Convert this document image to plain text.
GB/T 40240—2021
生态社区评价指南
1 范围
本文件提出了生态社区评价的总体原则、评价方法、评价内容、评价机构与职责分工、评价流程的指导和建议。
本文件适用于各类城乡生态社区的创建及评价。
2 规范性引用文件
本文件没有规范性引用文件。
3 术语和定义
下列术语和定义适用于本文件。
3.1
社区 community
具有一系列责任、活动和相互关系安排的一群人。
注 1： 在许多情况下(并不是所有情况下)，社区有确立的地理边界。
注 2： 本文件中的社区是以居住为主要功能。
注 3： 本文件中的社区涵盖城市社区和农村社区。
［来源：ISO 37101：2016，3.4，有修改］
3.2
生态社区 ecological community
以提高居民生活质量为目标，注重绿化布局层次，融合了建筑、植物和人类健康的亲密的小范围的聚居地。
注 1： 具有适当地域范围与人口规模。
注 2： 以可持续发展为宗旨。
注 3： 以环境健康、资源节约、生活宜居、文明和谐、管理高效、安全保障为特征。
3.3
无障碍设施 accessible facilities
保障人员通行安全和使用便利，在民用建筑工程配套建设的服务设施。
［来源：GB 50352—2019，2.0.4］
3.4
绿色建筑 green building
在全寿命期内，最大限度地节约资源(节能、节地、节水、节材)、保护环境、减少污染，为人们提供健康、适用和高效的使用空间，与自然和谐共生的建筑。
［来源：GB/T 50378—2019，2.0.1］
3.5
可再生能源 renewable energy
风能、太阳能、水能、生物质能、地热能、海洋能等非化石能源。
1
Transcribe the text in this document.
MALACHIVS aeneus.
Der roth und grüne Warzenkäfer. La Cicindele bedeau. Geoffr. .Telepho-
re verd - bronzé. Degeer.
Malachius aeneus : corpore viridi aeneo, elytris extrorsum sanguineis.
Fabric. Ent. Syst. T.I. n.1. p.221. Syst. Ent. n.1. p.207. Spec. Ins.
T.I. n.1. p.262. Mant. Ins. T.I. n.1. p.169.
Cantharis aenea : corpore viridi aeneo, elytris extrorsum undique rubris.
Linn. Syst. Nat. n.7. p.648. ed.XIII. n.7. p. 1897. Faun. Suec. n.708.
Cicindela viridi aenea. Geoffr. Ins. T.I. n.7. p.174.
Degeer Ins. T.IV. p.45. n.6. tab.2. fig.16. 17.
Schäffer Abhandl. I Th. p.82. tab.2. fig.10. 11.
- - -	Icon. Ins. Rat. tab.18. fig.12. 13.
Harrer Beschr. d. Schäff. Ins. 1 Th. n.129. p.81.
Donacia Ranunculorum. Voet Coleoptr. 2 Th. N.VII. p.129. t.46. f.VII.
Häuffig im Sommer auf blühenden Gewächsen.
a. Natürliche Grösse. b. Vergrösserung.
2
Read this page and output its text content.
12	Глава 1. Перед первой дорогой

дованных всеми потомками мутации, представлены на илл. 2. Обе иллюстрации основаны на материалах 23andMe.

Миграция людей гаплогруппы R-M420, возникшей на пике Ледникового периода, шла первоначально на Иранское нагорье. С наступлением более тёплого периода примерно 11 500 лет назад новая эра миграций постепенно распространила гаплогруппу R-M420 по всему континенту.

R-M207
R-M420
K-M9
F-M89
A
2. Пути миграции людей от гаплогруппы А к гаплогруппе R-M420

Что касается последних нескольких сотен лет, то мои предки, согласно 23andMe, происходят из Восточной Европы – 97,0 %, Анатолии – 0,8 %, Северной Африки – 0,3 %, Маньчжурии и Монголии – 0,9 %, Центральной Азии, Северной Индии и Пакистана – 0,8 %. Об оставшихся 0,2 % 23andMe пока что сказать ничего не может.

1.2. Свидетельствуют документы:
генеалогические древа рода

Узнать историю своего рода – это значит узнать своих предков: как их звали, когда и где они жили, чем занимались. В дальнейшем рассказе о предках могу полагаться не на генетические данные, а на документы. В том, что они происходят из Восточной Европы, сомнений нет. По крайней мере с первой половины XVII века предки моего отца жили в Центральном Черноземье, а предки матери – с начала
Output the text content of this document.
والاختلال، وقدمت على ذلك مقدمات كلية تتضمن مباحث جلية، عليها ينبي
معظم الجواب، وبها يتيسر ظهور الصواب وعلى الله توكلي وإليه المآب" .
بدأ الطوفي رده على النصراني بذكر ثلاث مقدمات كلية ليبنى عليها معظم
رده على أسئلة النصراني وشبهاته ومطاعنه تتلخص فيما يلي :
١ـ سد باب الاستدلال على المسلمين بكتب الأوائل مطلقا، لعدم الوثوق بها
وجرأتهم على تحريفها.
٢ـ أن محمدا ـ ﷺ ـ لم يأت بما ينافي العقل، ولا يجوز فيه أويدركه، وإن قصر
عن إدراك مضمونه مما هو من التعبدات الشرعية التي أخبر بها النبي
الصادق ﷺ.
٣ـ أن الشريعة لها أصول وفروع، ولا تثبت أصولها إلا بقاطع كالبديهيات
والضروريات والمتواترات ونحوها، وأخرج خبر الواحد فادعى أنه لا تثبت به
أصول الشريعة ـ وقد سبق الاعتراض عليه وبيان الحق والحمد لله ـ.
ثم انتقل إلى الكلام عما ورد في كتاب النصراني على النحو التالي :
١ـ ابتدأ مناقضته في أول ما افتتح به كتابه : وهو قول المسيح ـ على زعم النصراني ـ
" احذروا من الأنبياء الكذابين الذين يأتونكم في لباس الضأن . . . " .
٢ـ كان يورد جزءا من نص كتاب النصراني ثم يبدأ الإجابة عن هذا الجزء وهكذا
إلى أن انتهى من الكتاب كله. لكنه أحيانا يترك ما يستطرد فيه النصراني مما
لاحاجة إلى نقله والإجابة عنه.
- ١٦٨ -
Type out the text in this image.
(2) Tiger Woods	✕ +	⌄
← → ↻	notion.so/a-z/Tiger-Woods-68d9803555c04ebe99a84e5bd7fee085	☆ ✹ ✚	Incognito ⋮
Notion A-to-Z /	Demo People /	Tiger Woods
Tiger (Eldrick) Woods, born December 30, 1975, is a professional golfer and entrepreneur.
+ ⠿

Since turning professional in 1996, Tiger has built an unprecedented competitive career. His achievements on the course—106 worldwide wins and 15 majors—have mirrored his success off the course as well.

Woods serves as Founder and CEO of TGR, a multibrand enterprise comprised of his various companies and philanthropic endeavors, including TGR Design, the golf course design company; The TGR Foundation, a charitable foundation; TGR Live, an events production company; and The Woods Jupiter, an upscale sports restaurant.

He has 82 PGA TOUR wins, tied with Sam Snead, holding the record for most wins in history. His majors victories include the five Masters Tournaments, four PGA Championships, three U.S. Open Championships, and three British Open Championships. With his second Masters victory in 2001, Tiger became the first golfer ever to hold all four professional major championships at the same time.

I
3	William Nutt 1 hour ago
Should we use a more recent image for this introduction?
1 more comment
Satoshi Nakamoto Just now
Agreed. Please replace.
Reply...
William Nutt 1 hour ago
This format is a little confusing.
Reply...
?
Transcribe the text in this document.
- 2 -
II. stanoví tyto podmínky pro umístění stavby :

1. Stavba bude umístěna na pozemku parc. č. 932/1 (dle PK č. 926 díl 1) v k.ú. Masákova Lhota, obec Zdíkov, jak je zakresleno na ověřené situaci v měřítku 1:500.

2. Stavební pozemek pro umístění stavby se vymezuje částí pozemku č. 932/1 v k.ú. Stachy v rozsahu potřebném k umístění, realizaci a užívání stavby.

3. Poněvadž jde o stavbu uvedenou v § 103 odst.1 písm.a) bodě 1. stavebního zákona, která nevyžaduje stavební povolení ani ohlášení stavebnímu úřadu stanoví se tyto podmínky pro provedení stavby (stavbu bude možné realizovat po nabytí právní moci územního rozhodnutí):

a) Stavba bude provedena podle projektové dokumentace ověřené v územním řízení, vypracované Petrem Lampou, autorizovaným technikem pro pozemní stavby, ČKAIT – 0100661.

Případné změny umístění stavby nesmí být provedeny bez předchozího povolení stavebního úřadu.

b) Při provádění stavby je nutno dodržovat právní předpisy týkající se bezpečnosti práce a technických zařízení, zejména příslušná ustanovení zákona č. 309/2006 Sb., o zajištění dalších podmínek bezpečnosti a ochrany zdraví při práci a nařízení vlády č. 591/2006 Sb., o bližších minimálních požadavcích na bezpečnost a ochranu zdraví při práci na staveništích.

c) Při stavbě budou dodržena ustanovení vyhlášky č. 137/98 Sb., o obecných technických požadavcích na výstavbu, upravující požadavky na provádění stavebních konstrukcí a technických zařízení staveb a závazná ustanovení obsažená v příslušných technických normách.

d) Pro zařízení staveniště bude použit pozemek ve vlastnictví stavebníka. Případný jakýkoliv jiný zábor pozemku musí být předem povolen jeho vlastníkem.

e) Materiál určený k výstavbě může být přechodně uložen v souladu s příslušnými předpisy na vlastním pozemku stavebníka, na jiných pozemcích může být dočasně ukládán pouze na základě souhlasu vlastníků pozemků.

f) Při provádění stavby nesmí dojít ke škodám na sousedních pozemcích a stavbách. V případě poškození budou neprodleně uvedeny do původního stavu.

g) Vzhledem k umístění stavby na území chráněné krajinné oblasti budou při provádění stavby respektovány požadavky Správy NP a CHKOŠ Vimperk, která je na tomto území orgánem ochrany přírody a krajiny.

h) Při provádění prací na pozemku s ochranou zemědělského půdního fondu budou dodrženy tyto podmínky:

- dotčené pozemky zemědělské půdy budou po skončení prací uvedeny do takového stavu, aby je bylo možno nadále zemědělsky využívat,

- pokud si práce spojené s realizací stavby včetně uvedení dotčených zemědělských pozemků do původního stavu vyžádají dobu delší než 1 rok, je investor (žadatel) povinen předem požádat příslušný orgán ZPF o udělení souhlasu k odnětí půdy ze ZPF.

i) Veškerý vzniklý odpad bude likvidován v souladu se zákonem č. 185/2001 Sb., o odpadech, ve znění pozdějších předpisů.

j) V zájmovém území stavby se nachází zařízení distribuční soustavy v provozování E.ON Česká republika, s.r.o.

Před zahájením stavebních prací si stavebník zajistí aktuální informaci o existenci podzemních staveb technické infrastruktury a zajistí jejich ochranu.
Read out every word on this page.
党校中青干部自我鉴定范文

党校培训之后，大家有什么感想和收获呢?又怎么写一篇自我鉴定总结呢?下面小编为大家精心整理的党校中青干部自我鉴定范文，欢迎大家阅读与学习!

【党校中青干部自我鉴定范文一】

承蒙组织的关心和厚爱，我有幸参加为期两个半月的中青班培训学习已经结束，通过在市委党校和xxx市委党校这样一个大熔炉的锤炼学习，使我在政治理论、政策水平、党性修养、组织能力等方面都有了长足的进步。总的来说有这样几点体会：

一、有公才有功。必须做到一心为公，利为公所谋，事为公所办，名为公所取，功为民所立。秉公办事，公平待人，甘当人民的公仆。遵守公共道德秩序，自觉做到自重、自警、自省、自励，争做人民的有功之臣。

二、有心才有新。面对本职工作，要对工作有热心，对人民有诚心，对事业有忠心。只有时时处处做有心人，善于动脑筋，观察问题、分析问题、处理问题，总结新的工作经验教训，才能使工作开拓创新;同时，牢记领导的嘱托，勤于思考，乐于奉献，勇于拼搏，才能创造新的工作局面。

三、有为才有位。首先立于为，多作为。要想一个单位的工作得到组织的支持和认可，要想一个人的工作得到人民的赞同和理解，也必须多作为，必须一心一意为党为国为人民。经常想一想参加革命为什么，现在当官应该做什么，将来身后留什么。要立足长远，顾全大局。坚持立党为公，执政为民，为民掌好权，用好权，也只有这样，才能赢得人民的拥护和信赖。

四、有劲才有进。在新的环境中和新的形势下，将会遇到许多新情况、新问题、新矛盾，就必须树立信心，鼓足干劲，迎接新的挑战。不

# [Directions]
Gather all lines from the records above in which "wins" appears.

# [Result of the task]
Since turning professional in 1996, Tiger has built an unprecedented competitive career. His achievements on the course—106 worldwide wins and 15 majors—have mirrored his success off the course as well.
He has 82 PGA TOUR wins, tied with Sam Snead, holding the record for most wins in history. His majors victories include the five Masters Tournaments, four PGA Championships, three U.S. Open Championships, and three British Open Championships. With his second Masters victory in 2001, Tiger became the first golfer ever to hold all four professional major championships at the same time.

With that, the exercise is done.